Direction: Write out each line of the listing as it stands, without the images.

Provided information:

_ _ _ _ _

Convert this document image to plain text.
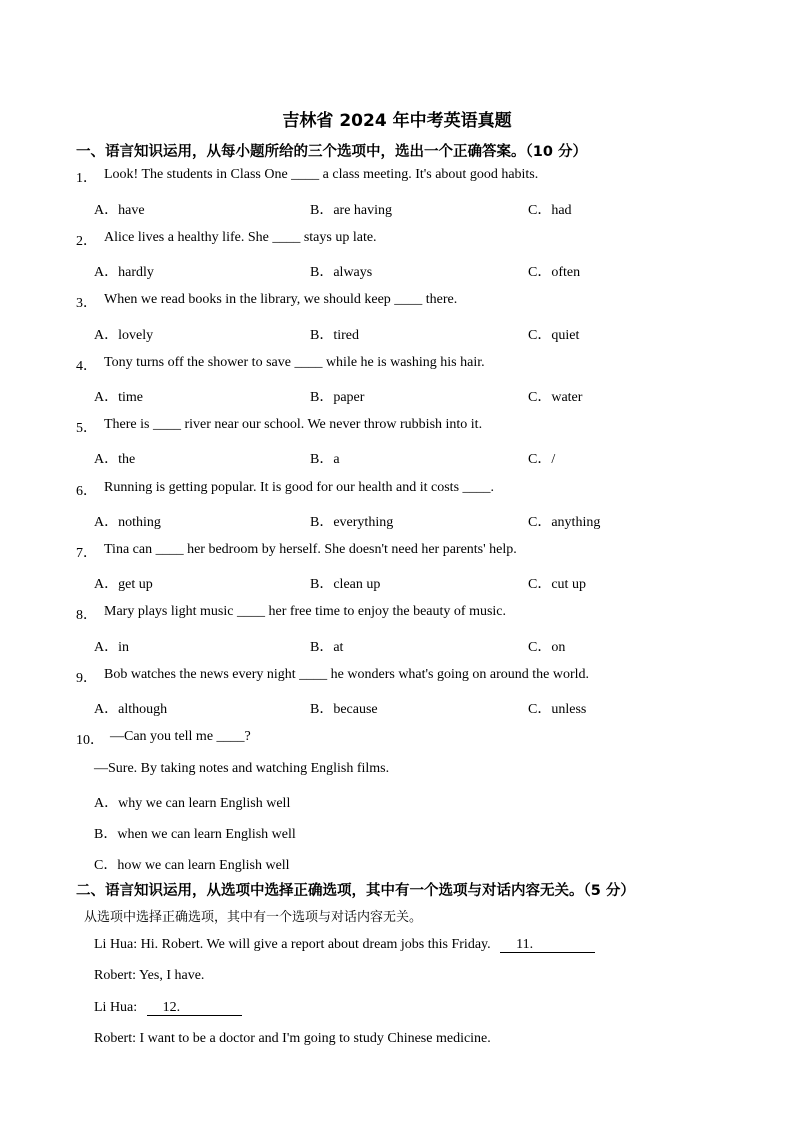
吉林省 2024 年中考英语真题
一、语言知识运用，从每小题所给的三个选项中，选出一个正确答案。（10 分）
1． Look! The students in Class One ____ a class meeting. It's about good habits.
A．have	B．are having	C．had
2． Alice lives a healthy life. She ____ stays up late.
A．hardly	B．always	C．often
3． When we read books in the library, we should keep ____ there.
A．lovely	B．tired	C．quiet
4． Tony turns off the shower to save ____ while he is washing his hair.
A．time	B．paper	C．water
5． There is ____ river near our school. We never throw rubbish into it.
A．the	B．a	C．/
6． Running is getting popular. It is good for our health and it costs ____.
A．nothing	B．everything	C．anything
7． Tina can ____ her bedroom by herself. She doesn't need her parents' help.
A．get up	B．clean up	C．cut up
8． Mary plays light music ____ her free time to enjoy the beauty of music.
A．in	B．at	C．on
9． Bob watches the news every night ____ he wonders what's going on around the world.
A．although	B．because	C．unless
10． —Can you tell me ____?
—Sure. By taking notes and watching English films.
A．why we can learn English well
B．when we can learn English well
C．how we can learn English well
二、语言知识运用，从选项中选择正确选项，其中有一个选项与对话内容无关。（5 分）
从选项中选择正确选项，其中有一个选项与对话内容无关。
Li Hua: Hi. Robert. We will give a report about dream jobs this Friday. 11.
Robert: Yes, I have.
Li Hua: 12.
Robert: I want to be a doctor and I'm going to study Chinese medicine.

_ _ _ _ _

Exercise solution:
Convert this document image to plain text.
吉林省 2024 年中考英语真题
一、语言知识运用，从每小题所给的三个选项中，选出一个正确答案。（10 分）
1． Look! The students in Class One ____ a class meeting. It's about good habits.
A．have	B．are having	C．had
2． Alice lives a healthy life. She ____ stays up late.
A．hardly	B．always	C．often
3． When we read books in the library, we should keep ____ there.
A．lovely	B．tired	C．quiet
4． Tony turns off the shower to save ____ while he is washing his hair.
A．time	B．paper	C．water
5． There is ____ river near our school. We never throw rubbish into it.
A．the	B．a	C．/
6． Running is getting popular. It is good for our health and it costs ____.
A．nothing	B．everything	C．anything
7． Tina can ____ her bedroom by herself. She doesn't need her parents' help.
A．get up	B．clean up	C．cut up
8． Mary plays light music ____ her free time to enjoy the beauty of music.
A．in	B．at	C．on
9． Bob watches the news every night ____ he wonders what's going on around the world.
A．although	B．because	C．unless
10． —Can you tell me ____?
—Sure. By taking notes and watching English films.
A．why we can learn English well
B．when we can learn English well
C．how we can learn English well
二、语言知识运用，从选项中选择正确选项，其中有一个选项与对话内容无关。（5 分）
从选项中选择正确选项，其中有一个选项与对话内容无关。
Li Hua: Hi. Robert. We will give a report about dream jobs this Friday. 11.
Robert: Yes, I have.
Li Hua: 12.
Robert: I want to be a doctor and I'm going to study Chinese medicine.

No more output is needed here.